══ STORED DATA

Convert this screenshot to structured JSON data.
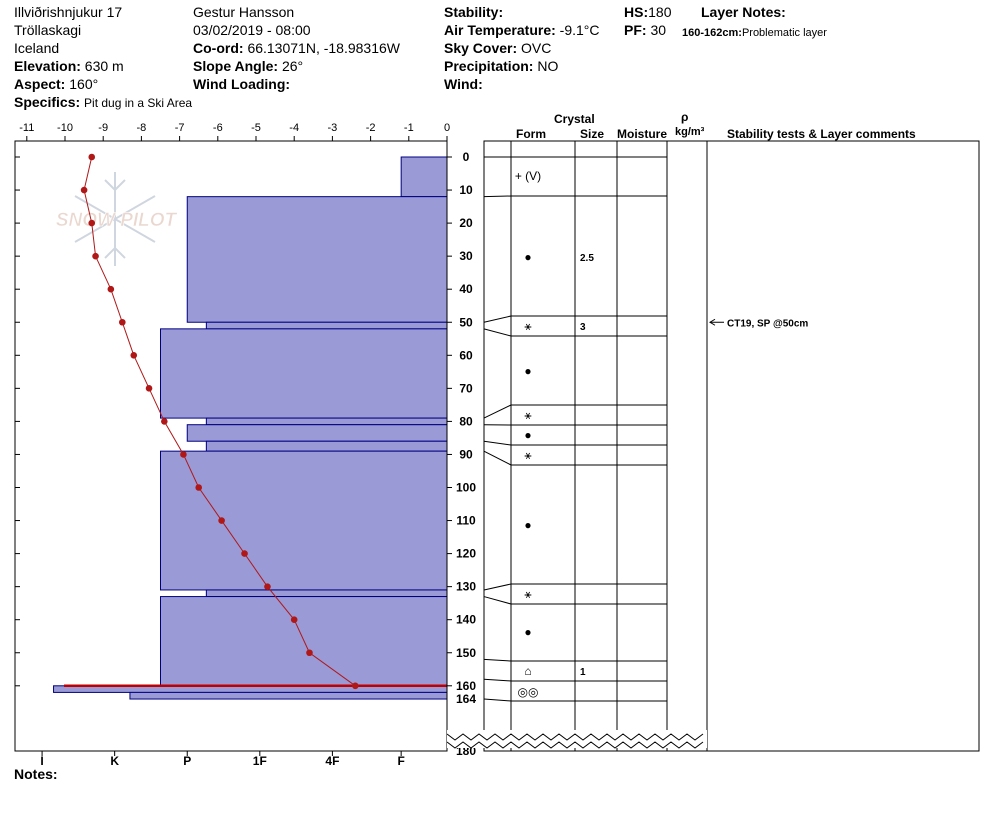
{
  "header": {
    "location": "Illviðrishnjukur 17",
    "region": "Tröllaskagi",
    "country": "Iceland",
    "elevation_label": "Elevation:",
    "elevation_value": "630 m",
    "aspect_label": "Aspect:",
    "aspect_value": "160°",
    "specifics_label": "Specifics:",
    "specifics_value": "Pit dug in a Ski Area",
    "observer": "Gestur Hansson",
    "datetime": "03/02/2019 - 08:00",
    "coord_label": "Co-ord:",
    "coord_value": "66.13071N, -18.98316W",
    "slope_label": "Slope Angle:",
    "slope_value": "26°",
    "wind_loading_label": "Wind Loading:",
    "stability_label": "Stability:",
    "air_temp_label": "Air Temperature:",
    "air_temp_value": "-9.1°C",
    "sky_label": "Sky Cover:",
    "sky_value": "OVC",
    "precip_label": "Precipitation:",
    "precip_value": "NO",
    "wind_label": "Wind:",
    "hs_label": "HS:",
    "hs_value": "180",
    "pf_label": "PF:",
    "pf_value": "30",
    "layer_notes_label": "Layer Notes:",
    "layer_note_depth": "160-162cm:",
    "layer_note_text": "Problematic layer"
  },
  "notes_label": "Notes:",
  "watermark": "SNOW PILOT",
  "columns": {
    "crystal": "Crystal",
    "form": "Form",
    "size": "Size",
    "moisture": "Moisture",
    "rho": "ρ",
    "density_unit": "kg/m³",
    "stability_comments": "Stability tests & Layer comments"
  },
  "colors": {
    "hardness_fill": "#9a9ad6",
    "hardness_stroke": "#000080",
    "temperature": "#b01818",
    "problem_layer": "#c00000"
  },
  "chart_data": {
    "type": "snow_profile",
    "temperature_axis": {
      "ticks": [
        -11,
        -10,
        -9,
        -8,
        -7,
        -6,
        -5,
        -4,
        -3,
        -2,
        -1,
        0
      ],
      "range": [
        -11.4,
        0
      ]
    },
    "hardness_axis": {
      "ticks": [
        "I",
        "K",
        "P",
        "1F",
        "4F",
        "F"
      ],
      "tick_values": [
        -10.6,
        -8.7,
        -6.8,
        -4.9,
        -3.0,
        -1.2
      ]
    },
    "depth_axis": {
      "ticks": [
        0,
        10,
        20,
        30,
        40,
        50,
        60,
        70,
        80,
        90,
        100,
        110,
        120,
        130,
        140,
        150,
        160
      ],
      "range": [
        0,
        164
      ],
      "extra_ticks": [
        "164",
        "180"
      ]
    },
    "hardness_layers": [
      {
        "top": 0,
        "bottom": 12,
        "value": -1.2
      },
      {
        "top": 12,
        "bottom": 50,
        "value": -6.8
      },
      {
        "top": 50,
        "bottom": 52,
        "value": -6.3
      },
      {
        "top": 52,
        "bottom": 79,
        "value": -7.5
      },
      {
        "top": 79,
        "bottom": 81,
        "value": -6.3
      },
      {
        "top": 81,
        "bottom": 86,
        "value": -6.8
      },
      {
        "top": 86,
        "bottom": 89,
        "value": -6.3
      },
      {
        "top": 89,
        "bottom": 131,
        "value": -7.5
      },
      {
        "top": 131,
        "bottom": 133,
        "value": -6.3
      },
      {
        "top": 133,
        "bottom": 160,
        "value": -7.5
      },
      {
        "top": 160,
        "bottom": 162,
        "value": -10.3
      },
      {
        "top": 162,
        "bottom": 164,
        "value": -8.3
      }
    ],
    "problem_layer_depth": 160,
    "temperature_profile": [
      {
        "depth": 0,
        "temp": -9.3
      },
      {
        "depth": 10,
        "temp": -9.5
      },
      {
        "depth": 20,
        "temp": -9.3
      },
      {
        "depth": 30,
        "temp": -9.2
      },
      {
        "depth": 40,
        "temp": -8.8
      },
      {
        "depth": 50,
        "temp": -8.5
      },
      {
        "depth": 60,
        "temp": -8.2
      },
      {
        "depth": 70,
        "temp": -7.8
      },
      {
        "depth": 80,
        "temp": -7.4
      },
      {
        "depth": 90,
        "temp": -6.9
      },
      {
        "depth": 100,
        "temp": -6.5
      },
      {
        "depth": 110,
        "temp": -5.9
      },
      {
        "depth": 120,
        "temp": -5.3
      },
      {
        "depth": 130,
        "temp": -4.7
      },
      {
        "depth": 140,
        "temp": -4.0
      },
      {
        "depth": 150,
        "temp": -3.6
      },
      {
        "depth": 160,
        "temp": -2.4
      }
    ],
    "layer_boundaries": [
      0,
      12,
      50,
      52,
      79,
      81,
      86,
      89,
      131,
      133,
      152,
      158,
      164
    ],
    "layer_symbols": [
      {
        "depth": 6,
        "symbol": "+ (V)",
        "size": ""
      },
      {
        "depth": 30,
        "symbol": "●",
        "size": "2.5"
      },
      {
        "depth": 51,
        "symbol": "⚹",
        "size": "3"
      },
      {
        "depth": 65,
        "symbol": "●",
        "size": ""
      },
      {
        "depth": 77,
        "symbol": "⚹",
        "size": ""
      },
      {
        "depth": 84,
        "symbol": "●",
        "size": ""
      },
      {
        "depth": 89,
        "symbol": "⚹",
        "size": ""
      },
      {
        "depth": 111,
        "symbol": "●",
        "size": ""
      },
      {
        "depth": 131,
        "symbol": "⚹",
        "size": ""
      },
      {
        "depth": 143,
        "symbol": "●",
        "size": ""
      },
      {
        "depth": 155,
        "symbol": "⌂",
        "size": "1"
      },
      {
        "depth": 161,
        "symbol": "◎◎",
        "size": ""
      }
    ],
    "stability_tests": [
      {
        "depth": 50,
        "text": "CT19, SP @50cm"
      }
    ]
  }
}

════

Find how many lines in the records contain the string "bottom", then give the number alone.

12